▸ What is being asked
Output every line of the data exactly as it appears.

___ Given records

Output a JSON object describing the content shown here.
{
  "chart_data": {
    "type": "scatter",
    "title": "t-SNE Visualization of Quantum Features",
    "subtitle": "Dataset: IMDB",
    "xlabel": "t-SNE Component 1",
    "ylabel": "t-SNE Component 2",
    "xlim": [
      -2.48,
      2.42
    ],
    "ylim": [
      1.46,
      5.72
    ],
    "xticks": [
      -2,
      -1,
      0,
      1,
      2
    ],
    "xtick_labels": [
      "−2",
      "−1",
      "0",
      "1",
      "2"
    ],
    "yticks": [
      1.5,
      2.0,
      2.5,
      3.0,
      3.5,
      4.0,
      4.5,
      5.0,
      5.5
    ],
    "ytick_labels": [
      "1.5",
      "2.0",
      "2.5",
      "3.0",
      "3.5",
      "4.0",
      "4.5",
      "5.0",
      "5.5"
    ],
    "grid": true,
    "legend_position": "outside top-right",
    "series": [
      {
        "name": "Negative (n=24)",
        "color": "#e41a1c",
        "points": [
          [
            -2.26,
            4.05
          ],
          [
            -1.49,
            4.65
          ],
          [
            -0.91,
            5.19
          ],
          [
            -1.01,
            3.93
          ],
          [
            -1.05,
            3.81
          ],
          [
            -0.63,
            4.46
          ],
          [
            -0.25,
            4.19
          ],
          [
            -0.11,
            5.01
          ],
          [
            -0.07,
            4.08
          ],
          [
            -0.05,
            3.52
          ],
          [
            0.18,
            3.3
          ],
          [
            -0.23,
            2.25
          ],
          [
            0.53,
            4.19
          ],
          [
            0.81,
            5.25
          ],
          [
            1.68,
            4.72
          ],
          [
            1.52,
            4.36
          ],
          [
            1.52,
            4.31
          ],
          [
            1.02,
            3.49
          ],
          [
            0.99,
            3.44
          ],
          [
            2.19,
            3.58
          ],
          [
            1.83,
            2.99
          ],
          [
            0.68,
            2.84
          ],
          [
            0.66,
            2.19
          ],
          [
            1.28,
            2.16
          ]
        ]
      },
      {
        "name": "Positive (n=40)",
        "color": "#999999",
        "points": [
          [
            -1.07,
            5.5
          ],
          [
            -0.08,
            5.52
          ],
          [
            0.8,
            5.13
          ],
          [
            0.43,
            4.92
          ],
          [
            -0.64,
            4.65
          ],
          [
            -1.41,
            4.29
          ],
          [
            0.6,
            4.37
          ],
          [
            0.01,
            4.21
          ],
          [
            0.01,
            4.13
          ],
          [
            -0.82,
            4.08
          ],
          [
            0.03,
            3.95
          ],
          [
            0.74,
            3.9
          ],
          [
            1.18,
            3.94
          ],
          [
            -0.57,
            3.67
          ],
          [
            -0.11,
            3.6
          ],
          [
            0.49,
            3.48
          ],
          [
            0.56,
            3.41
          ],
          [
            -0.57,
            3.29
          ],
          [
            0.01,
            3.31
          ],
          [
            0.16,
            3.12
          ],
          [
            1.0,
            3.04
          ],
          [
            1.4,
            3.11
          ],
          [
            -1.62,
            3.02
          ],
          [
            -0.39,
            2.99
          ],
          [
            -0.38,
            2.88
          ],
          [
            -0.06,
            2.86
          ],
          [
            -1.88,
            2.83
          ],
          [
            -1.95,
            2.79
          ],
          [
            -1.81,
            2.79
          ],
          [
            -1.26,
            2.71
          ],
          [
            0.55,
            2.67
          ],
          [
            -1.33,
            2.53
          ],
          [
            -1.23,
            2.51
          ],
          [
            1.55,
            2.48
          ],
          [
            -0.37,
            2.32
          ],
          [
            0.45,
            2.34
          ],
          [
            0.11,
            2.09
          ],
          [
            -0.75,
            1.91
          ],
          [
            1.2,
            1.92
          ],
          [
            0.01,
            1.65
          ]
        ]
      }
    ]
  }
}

______

▸ Response
Output a JSON object describing the content shown here.
{
  "chart_data": {
    "type": "scatter",
    "title": "t-SNE Visualization of Quantum Features",
    "subtitle": "Dataset: IMDB",
    "xlabel": "t-SNE Component 1",
    "ylabel": "t-SNE Component 2",
    "xlim": [
      -2.48,
      2.42
    ],
    "ylim": [
      1.46,
      5.72
    ],
    "xticks": [
      -2,
      -1,
      0,
      1,
      2
    ],
    "xtick_labels": [
      "−2",
      "−1",
      "0",
      "1",
      "2"
    ],
    "yticks": [
      1.5,
      2.0,
      2.5,
      3.0,
      3.5,
      4.0,
      4.5,
      5.0,
      5.5
    ],
    "ytick_labels": [
      "1.5",
      "2.0",
      "2.5",
      "3.0",
      "3.5",
      "4.0",
      "4.5",
      "5.0",
      "5.5"
    ],
    "grid": true,
    "legend_position": "outside top-right",
    "series": [
      {
        "name": "Negative (n=24)",
        "color": "#e41a1c",
        "points": [
          [
            -2.26,
            4.05
          ],
          [
            -1.49,
            4.65
          ],
          [
            -0.91,
            5.19
          ],
          [
            -1.01,
            3.93
          ],
          [
            -1.05,
            3.81
          ],
          [
            -0.63,
            4.46
          ],
          [
            -0.25,
            4.19
          ],
          [
            -0.11,
            5.01
          ],
          [
            -0.07,
            4.08
          ],
          [
            -0.05,
            3.52
          ],
          [
            0.18,
            3.3
          ],
          [
            -0.23,
            2.25
          ],
          [
            0.53,
            4.19
          ],
          [
            0.81,
            5.25
          ],
          [
            1.68,
            4.72
          ],
          [
            1.52,
            4.36
          ],
          [
            1.52,
            4.31
          ],
          [
            1.02,
            3.49
          ],
          [
            0.99,
            3.44
          ],
          [
            2.19,
            3.58
          ],
          [
            1.83,
            2.99
          ],
          [
            0.68,
            2.84
          ],
          [
            0.66,
            2.19
          ],
          [
            1.28,
            2.16
          ]
        ]
      },
      {
        "name": "Positive (n=40)",
        "color": "#999999",
        "points": [
          [
            -1.07,
            5.5
          ],
          [
            -0.08,
            5.52
          ],
          [
            0.8,
            5.13
          ],
          [
            0.43,
            4.92
          ],
          [
            -0.64,
            4.65
          ],
          [
            -1.41,
            4.29
          ],
          [
            0.6,
            4.37
          ],
          [
            0.01,
            4.21
          ],
          [
            0.01,
            4.13
          ],
          [
            -0.82,
            4.08
          ],
          [
            0.03,
            3.95
          ],
          [
            0.74,
            3.9
          ],
          [
            1.18,
            3.94
          ],
          [
            -0.57,
            3.67
          ],
          [
            -0.11,
            3.6
          ],
          [
            0.49,
            3.48
          ],
          [
            0.56,
            3.41
          ],
          [
            -0.57,
            3.29
          ],
          [
            0.01,
            3.31
          ],
          [
            0.16,
            3.12
          ],
          [
            1.0,
            3.04
          ],
          [
            1.4,
            3.11
          ],
          [
            -1.62,
            3.02
          ],
          [
            -0.39,
            2.99
          ],
          [
            -0.38,
            2.88
          ],
          [
            -0.06,
            2.86
          ],
          [
            -1.88,
            2.83
          ],
          [
            -1.95,
            2.79
          ],
          [
            -1.81,
            2.79
          ],
          [
            -1.26,
            2.71
          ],
          [
            0.55,
            2.67
          ],
          [
            -1.33,
            2.53
          ],
          [
            -1.23,
            2.51
          ],
          [
            1.55,
            2.48
          ],
          [
            -0.37,
            2.32
          ],
          [
            0.45,
            2.34
          ],
          [
            0.11,
            2.09
          ],
          [
            -0.75,
            1.91
          ],
          [
            1.2,
            1.92
          ],
          [
            0.01,
            1.65
          ]
        ]
      }
    ]
  }
}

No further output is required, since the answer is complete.